Repeat the material below word for word and leave out all pictures.

====== RECORDS PROVIDED ======

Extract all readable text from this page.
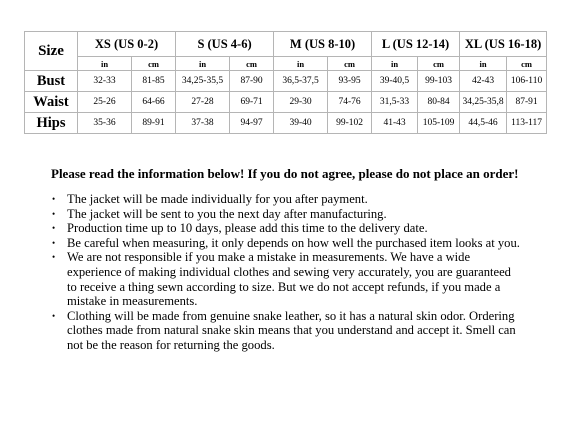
Size	XS (US 0-2)		S (US 4-6)		M (US 8-10)		L (US 12-14)		XL (US 16-18)	
	in	cm	in	cm	in	cm	in	cm	in	cm
Bust	32-33	81-85	34,25-35,5	87-90	36,5-37,5	93-95	39-40,5	99-103	42-43	106-110
Waist	25-26	64-66	27-28	69-71	29-30	74-76	31,5-33	80-84	34,25-35,8	87-91
Hips	35-36	89-91	37-38	94-97	39-40	99-102	41-43	105-109	44,5-46	113-117
Please read the information below! If you do not agree, please do not place an order!
• The jacket will be made individually for you after payment.
• The jacket will be sent to you the next day after manufacturing.
• Production time up to 10 days, please add this time to the delivery date.
• Be careful when measuring, it only depends on how well the purchased item looks at you.
• We are not responsible if you make a mistake in measurements. We have a wide experience of making individual clothes and sewing very accurately, you are guaranteed to receive a thing sewn according to size. But we do not accept refunds, if you made a mistake in measurements.
• Clothing will be made from genuine snake leather, so it has a natural skin odor. Ordering clothes made from natural snake skin means that you understand and accept it. Smell can not be the reason for returning the goods.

======

SOLUTION FOR THIS TASK:
Extract all readable text from this page.
Size	XS (US 0-2)		S (US 4-6)		M (US 8-10)		L (US 12-14)		XL (US 16-18)	
	in	cm	in	cm	in	cm	in	cm	in	cm
Bust	32-33	81-85	34,25-35,5	87-90	36,5-37,5	93-95	39-40,5	99-103	42-43	106-110
Waist	25-26	64-66	27-28	69-71	29-30	74-76	31,5-33	80-84	34,25-35,8	87-91
Hips	35-36	89-91	37-38	94-97	39-40	99-102	41-43	105-109	44,5-46	113-117
Please read the information below! If you do not agree, please do not place an order!
• The jacket will be made individually for you after payment.
• The jacket will be sent to you the next day after manufacturing.
• Production time up to 10 days, please add this time to the delivery date.
• Be careful when measuring, it only depends on how well the purchased item looks at you.
• We are not responsible if you make a mistake in measurements. We have a wide experience of making individual clothes and sewing very accurately, you are guaranteed to receive a thing sewn according to size. But we do not accept refunds, if you made a mistake in measurements.
• Clothing will be made from genuine snake leather, so it has a natural skin odor. Ordering clothes made from natural snake skin means that you understand and accept it. Smell can not be the reason for returning the goods.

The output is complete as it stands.